# Exercise objective:
Go through the entries below and retype them exactly, omitting each picture.

# Supplied information:
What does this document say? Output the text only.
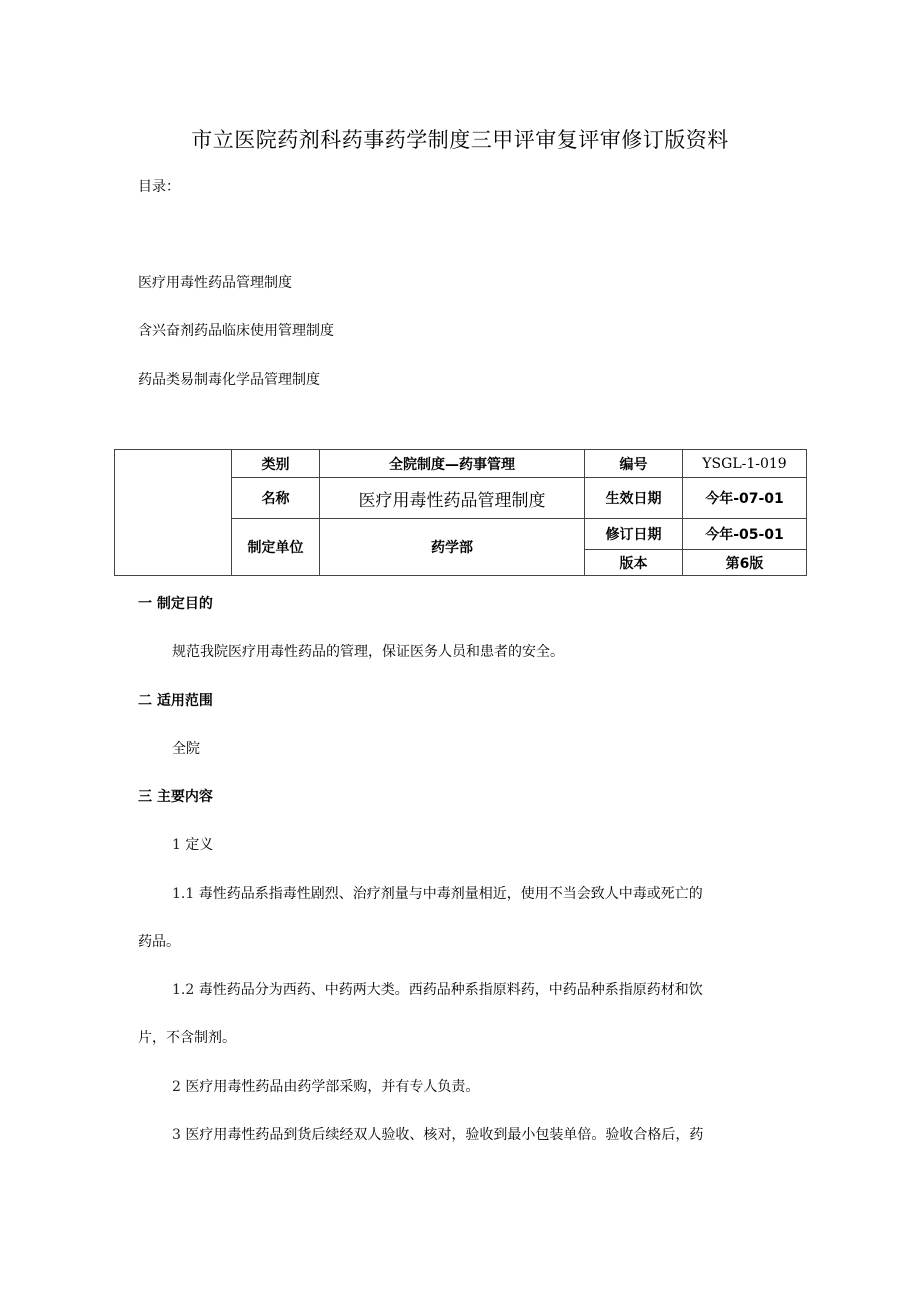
市立医院药剂科药事药学制度三甲评审复评审修订版资料
目录：
医疗用毒性药品管理制度
含兴奋剂药品临床使用管理制度
药品类易制毒化学品管理制度
	类别	全院制度—药事管理	编号	YSGL-1-019
	名称	医疗用毒性药品管理制度	生效日期	今年-07-01
	制定单位	药学部	修订日期	今年-05-01
			版本	第6版
一 制定目的
规范我院医疗用毒性药品的管理，保证医务人员和患者的安全。
二 适用范围
全院
三 主要内容
1 定义
1.1 毒性药品系指毒性剧烈、治疗剂量与中毒剂量相近，使用不当会致人中毒或死亡的
药品。
1.2 毒性药品分为西药、中药两大类。西药品种系指原料药，中药品种系指原药材和饮
片，不含制剂。
2 医疗用毒性药品由药学部采购，并有专人负责。
3 医疗用毒性药品到货后续经双人验收、核对，验收到最小包装单倍。验收合格后，药
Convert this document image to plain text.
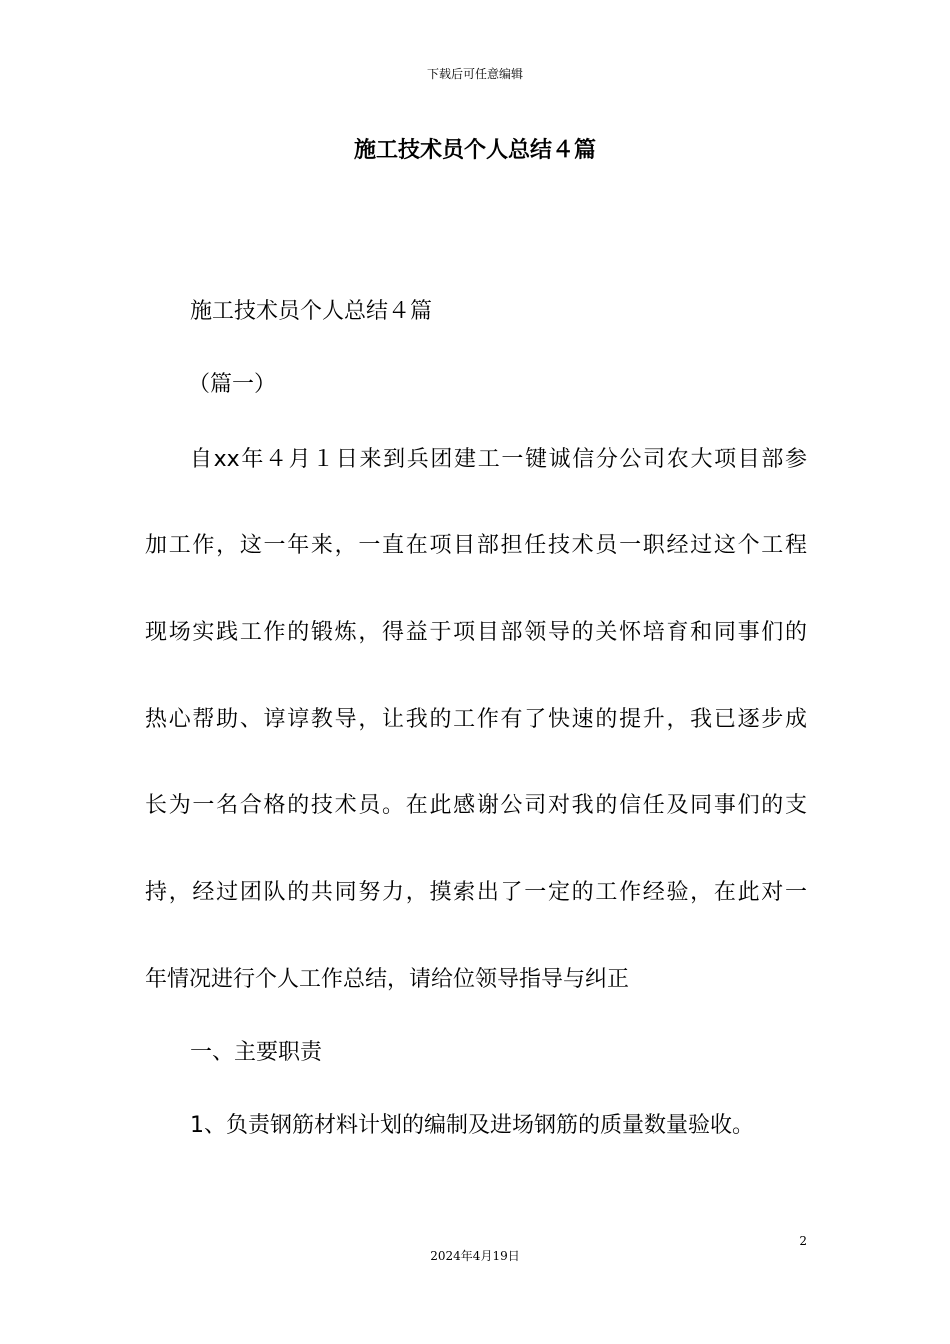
下载后可任意编辑
施工技术员个人总结４篇
施工技术员个人总结４篇
（篇一）
自xx年４月１日来到兵团建工一键诚信分公司农大项目部参
加工作，这一年来，一直在项目部担任技术员一职经过这个工程
现场实践工作的锻炼，得益于项目部领导的关怀培育和同事们的
热心帮助、谆谆教导，让我的工作有了快速的提升，我已逐步成
长为一名合格的技术员。在此感谢公司对我的信任及同事们的支
持，经过团队的共同努力，摸索出了一定的工作经验，在此对一
年情况进行个人工作总结，请给位领导指导与纠正
一、主要职责
1、负责钢筋材料计划的编制及进场钢筋的质量数量验收。
2
2024年4月19日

# Full solution:
What does this document say? Output the text only.
市立医院药剂科药事药学制度三甲评审复评审修订版资料
目录：
医疗用毒性药品管理制度
含兴奋剂药品临床使用管理制度
药品类易制毒化学品管理制度
	类别	全院制度—药事管理	编号	YSGL-1-019
	名称	医疗用毒性药品管理制度	生效日期	今年-07-01
	制定单位	药学部	修订日期	今年-05-01
			版本	第6版
一 制定目的
规范我院医疗用毒性药品的管理，保证医务人员和患者的安全。
二 适用范围
全院
三 主要内容
1 定义
1.1 毒性药品系指毒性剧烈、治疗剂量与中毒剂量相近，使用不当会致人中毒或死亡的
药品。
1.2 毒性药品分为西药、中药两大类。西药品种系指原料药，中药品种系指原药材和饮
片，不含制剂。
2 医疗用毒性药品由药学部采购，并有专人负责。
3 医疗用毒性药品到货后续经双人验收、核对，验收到最小包装单倍。验收合格后，药
Convert this document image to plain text.
下载后可任意编辑
施工技术员个人总结４篇
施工技术员个人总结４篇
（篇一）
自xx年４月１日来到兵团建工一键诚信分公司农大项目部参
加工作，这一年来，一直在项目部担任技术员一职经过这个工程
现场实践工作的锻炼，得益于项目部领导的关怀培育和同事们的
热心帮助、谆谆教导，让我的工作有了快速的提升，我已逐步成
长为一名合格的技术员。在此感谢公司对我的信任及同事们的支
持，经过团队的共同努力，摸索出了一定的工作经验，在此对一
年情况进行个人工作总结，请给位领导指导与纠正
一、主要职责
1、负责钢筋材料计划的编制及进场钢筋的质量数量验收。
2
2024年4月19日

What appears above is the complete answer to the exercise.